(Part of a data file)
>>

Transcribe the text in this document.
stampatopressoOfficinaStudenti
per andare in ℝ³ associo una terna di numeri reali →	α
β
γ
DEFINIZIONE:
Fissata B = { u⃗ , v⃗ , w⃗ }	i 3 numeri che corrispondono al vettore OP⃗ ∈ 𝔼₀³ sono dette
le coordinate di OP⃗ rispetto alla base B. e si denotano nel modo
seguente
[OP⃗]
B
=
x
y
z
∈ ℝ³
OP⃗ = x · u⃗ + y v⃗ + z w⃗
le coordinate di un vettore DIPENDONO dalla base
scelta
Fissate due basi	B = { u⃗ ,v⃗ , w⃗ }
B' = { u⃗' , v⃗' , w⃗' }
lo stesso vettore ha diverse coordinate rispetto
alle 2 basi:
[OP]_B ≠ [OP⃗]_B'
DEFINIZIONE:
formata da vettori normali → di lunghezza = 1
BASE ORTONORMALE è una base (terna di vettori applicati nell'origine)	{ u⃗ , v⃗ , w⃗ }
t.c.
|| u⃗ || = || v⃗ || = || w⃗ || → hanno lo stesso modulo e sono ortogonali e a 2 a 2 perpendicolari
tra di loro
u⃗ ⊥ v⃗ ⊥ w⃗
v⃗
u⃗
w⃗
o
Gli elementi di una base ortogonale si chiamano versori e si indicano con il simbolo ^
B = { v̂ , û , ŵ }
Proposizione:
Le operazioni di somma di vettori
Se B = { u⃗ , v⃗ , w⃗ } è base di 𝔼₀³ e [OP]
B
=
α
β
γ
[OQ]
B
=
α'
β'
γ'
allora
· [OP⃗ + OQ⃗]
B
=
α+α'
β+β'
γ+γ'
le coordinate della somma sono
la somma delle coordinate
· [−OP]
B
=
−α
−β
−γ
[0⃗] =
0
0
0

<<

(GIVEN REQUEST)
Output every record above exactly as it appears.

(EXERCISE RESPONSE)
Transcribe the text in this document.
stampatopressoOfficinaStudenti
per andare in ℝ³ associo una terna di numeri reali →	α
β
γ
DEFINIZIONE:
Fissata B = { u⃗ , v⃗ , w⃗ }	i 3 numeri che corrispondono al vettore OP⃗ ∈ 𝔼₀³ sono dette
le coordinate di OP⃗ rispetto alla base B. e si denotano nel modo
seguente
[OP⃗]
B
=
x
y
z
∈ ℝ³
OP⃗ = x · u⃗ + y v⃗ + z w⃗
le coordinate di un vettore DIPENDONO dalla base
scelta
Fissate due basi	B = { u⃗ ,v⃗ , w⃗ }
B' = { u⃗' , v⃗' , w⃗' }
lo stesso vettore ha diverse coordinate rispetto
alle 2 basi:
[OP]_B ≠ [OP⃗]_B'
DEFINIZIONE:
formata da vettori normali → di lunghezza = 1
BASE ORTONORMALE è una base (terna di vettori applicati nell'origine)	{ u⃗ , v⃗ , w⃗ }
t.c.
|| u⃗ || = || v⃗ || = || w⃗ || → hanno lo stesso modulo e sono ortogonali e a 2 a 2 perpendicolari
tra di loro
u⃗ ⊥ v⃗ ⊥ w⃗
v⃗
u⃗
w⃗
o
Gli elementi di una base ortogonale si chiamano versori e si indicano con il simbolo ^
B = { v̂ , û , ŵ }
Proposizione:
Le operazioni di somma di vettori
Se B = { u⃗ , v⃗ , w⃗ } è base di 𝔼₀³ e [OP]
B
=
α
β
γ
[OQ]
B
=
α'
β'
γ'
allora
· [OP⃗ + OQ⃗]
B
=
α+α'
β+β'
γ+γ'
le coordinate della somma sono
la somma delle coordinate
· [−OP]
B
=
−α
−β
−γ
[0⃗] =
0
0
0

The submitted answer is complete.